Reproduce only this part of the listing: the line with "Read out every word on this page.", plus every line after it through the last.

-=-=-

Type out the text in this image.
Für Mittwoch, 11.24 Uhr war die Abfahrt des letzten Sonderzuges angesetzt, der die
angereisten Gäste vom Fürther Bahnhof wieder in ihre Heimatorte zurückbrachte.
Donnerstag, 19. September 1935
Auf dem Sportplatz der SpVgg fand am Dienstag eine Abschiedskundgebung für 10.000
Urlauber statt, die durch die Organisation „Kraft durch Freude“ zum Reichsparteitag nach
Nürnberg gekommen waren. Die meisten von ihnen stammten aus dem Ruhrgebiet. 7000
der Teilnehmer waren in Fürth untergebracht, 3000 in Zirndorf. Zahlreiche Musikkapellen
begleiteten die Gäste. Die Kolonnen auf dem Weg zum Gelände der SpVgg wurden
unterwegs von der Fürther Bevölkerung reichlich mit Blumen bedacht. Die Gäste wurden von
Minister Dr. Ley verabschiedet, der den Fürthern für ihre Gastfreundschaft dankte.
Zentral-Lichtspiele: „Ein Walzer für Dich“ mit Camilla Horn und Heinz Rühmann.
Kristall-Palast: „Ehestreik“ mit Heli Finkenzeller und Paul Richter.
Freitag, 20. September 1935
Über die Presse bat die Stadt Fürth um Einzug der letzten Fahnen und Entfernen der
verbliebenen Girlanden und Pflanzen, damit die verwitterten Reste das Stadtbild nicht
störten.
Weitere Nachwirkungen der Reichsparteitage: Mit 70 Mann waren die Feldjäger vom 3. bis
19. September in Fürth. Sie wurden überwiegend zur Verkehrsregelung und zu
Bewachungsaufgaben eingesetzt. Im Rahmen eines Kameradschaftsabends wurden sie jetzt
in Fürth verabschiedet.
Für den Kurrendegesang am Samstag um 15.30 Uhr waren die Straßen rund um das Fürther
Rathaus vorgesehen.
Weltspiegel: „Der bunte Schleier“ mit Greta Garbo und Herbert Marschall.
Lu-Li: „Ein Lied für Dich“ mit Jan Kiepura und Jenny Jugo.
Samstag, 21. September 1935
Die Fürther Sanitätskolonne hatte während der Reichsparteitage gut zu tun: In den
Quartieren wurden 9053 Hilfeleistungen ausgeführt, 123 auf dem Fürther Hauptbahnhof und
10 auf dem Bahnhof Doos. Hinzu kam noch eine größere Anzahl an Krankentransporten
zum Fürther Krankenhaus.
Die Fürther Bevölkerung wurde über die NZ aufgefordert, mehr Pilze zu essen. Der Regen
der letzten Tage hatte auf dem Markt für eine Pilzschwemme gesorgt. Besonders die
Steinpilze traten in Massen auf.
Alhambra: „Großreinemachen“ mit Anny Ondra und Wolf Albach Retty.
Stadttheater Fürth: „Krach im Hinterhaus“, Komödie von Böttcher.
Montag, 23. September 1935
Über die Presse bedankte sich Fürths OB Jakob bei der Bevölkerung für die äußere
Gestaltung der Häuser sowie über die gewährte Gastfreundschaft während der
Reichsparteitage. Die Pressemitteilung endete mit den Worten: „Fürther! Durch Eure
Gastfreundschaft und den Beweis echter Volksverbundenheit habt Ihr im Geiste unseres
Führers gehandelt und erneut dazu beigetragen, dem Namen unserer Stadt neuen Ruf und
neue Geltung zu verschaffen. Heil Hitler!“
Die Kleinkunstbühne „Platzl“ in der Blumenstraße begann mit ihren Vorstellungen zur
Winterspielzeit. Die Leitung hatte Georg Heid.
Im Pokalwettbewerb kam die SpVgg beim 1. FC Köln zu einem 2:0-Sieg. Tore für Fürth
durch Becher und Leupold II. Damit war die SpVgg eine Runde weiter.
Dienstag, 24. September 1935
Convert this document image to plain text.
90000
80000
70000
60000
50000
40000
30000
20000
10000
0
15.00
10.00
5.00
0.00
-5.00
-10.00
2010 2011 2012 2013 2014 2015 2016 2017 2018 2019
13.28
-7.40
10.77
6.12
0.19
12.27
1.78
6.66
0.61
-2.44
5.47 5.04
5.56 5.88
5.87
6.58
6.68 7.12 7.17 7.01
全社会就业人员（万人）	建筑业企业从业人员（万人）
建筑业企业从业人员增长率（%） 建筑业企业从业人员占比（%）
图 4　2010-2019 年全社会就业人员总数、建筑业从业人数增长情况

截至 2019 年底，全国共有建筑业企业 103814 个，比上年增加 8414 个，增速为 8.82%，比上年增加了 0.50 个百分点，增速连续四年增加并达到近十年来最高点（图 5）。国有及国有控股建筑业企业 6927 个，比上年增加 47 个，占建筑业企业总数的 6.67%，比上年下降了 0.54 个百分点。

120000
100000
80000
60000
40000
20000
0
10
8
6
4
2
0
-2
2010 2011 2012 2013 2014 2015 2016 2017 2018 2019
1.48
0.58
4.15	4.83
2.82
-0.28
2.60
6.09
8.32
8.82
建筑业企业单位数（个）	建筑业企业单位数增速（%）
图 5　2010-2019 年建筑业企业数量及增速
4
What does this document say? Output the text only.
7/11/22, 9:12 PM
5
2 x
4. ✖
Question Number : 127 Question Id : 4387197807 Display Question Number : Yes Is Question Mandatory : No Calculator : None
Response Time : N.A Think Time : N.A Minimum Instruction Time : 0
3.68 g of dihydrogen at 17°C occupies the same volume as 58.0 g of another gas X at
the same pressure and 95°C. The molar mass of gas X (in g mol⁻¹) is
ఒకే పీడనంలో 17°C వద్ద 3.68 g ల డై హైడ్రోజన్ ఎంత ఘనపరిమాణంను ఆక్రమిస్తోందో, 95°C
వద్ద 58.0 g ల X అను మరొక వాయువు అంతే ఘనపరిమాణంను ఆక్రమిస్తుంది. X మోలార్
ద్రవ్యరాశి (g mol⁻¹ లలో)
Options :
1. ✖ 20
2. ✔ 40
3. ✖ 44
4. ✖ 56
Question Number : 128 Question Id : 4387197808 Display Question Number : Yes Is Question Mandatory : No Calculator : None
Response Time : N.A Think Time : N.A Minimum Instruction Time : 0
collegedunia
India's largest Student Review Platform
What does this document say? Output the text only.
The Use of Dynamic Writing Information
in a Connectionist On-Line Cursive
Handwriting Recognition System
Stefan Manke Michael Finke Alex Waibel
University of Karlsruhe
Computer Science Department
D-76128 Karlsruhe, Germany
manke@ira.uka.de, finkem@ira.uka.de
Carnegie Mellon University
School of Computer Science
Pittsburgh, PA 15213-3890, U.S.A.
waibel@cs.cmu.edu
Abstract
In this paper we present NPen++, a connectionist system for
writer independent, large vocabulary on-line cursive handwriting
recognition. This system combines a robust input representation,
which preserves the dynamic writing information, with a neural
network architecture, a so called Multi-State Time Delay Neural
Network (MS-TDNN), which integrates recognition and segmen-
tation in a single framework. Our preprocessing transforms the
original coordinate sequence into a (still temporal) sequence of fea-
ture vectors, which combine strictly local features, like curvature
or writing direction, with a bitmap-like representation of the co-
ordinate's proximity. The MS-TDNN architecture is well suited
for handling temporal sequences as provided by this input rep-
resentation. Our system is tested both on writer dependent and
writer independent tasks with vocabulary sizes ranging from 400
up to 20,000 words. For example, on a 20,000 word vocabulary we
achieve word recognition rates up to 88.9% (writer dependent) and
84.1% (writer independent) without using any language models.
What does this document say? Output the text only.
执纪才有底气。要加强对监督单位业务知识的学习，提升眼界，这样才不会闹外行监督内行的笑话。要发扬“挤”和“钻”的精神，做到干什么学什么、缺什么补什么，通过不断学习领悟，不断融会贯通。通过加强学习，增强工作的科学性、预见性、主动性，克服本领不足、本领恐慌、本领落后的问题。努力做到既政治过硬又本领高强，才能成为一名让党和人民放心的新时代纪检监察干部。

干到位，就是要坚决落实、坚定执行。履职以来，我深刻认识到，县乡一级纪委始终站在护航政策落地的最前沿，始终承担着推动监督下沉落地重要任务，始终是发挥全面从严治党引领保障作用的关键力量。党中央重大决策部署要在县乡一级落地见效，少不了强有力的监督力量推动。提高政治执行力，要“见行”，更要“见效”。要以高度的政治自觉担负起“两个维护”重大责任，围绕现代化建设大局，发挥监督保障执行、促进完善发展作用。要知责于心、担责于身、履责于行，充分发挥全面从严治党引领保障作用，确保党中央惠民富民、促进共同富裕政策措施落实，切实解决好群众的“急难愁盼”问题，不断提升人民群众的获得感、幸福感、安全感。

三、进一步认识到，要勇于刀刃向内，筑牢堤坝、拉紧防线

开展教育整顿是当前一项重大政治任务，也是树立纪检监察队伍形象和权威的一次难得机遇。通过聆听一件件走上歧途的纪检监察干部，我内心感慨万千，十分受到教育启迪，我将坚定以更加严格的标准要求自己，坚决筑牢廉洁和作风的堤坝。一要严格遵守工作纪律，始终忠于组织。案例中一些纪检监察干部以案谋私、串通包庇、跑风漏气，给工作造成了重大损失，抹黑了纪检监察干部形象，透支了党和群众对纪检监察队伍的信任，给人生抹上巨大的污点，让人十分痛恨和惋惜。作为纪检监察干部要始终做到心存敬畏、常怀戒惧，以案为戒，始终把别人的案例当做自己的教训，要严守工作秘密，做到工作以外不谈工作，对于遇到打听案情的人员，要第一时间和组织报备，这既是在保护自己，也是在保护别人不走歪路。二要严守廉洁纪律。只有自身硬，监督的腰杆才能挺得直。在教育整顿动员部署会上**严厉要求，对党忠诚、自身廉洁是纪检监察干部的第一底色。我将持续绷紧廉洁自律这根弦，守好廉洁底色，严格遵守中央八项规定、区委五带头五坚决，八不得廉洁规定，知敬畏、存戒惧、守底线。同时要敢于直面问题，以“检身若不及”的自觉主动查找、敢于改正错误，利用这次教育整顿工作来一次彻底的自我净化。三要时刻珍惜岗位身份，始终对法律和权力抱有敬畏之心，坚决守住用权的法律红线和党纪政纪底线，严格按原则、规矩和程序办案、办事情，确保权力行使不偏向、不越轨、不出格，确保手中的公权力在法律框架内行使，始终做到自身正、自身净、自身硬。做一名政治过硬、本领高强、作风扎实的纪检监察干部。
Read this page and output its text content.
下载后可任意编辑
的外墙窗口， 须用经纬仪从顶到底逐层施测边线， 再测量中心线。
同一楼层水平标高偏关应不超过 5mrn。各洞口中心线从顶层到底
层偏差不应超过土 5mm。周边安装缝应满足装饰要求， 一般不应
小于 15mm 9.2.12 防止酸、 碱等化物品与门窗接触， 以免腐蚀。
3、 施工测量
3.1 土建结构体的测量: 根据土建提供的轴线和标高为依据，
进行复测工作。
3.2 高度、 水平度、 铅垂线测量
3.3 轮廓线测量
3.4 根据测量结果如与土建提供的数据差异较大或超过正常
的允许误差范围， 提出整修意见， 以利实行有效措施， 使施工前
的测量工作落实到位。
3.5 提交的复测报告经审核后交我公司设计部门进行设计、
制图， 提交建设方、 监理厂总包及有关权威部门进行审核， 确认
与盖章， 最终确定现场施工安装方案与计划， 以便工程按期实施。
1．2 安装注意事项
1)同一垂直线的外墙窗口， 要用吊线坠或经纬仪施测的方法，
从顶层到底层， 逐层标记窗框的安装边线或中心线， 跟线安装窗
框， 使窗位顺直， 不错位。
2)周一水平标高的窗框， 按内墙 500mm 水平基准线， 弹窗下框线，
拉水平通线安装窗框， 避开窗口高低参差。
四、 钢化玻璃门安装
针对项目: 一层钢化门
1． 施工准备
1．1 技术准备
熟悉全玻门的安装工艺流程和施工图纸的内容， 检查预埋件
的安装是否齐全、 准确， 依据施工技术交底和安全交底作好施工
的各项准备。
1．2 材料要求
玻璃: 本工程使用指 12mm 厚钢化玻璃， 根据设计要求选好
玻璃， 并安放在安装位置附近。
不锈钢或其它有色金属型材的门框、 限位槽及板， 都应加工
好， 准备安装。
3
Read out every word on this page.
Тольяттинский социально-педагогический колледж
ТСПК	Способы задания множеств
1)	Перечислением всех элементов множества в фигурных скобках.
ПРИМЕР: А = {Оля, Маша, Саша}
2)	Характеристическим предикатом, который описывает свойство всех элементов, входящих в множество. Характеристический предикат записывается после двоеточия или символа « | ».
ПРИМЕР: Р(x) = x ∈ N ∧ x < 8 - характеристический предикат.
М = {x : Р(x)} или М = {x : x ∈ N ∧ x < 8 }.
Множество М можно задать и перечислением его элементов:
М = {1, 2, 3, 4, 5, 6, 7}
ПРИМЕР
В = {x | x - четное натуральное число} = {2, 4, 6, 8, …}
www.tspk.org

-=-=-

WORKED ANSWER >>
Read out every word on this page.
Тольяттинский социально-педагогический колледж
ТСПК	Способы задания множеств
1)	Перечислением всех элементов множества в фигурных скобках.
ПРИМЕР: А = {Оля, Маша, Саша}
2)	Характеристическим предикатом, который описывает свойство всех элементов, входящих в множество. Характеристический предикат записывается после двоеточия или символа « | ».
ПРИМЕР: Р(x) = x ∈ N ∧ x < 8 - характеристический предикат.
М = {x : Р(x)} или М = {x : x ∈ N ∧ x < 8 }.
Множество М можно задать и перечислением его элементов:
М = {1, 2, 3, 4, 5, 6, 7}
ПРИМЕР
В = {x | x - четное натуральное число} = {2, 4, 6, 8, …}
www.tspk.org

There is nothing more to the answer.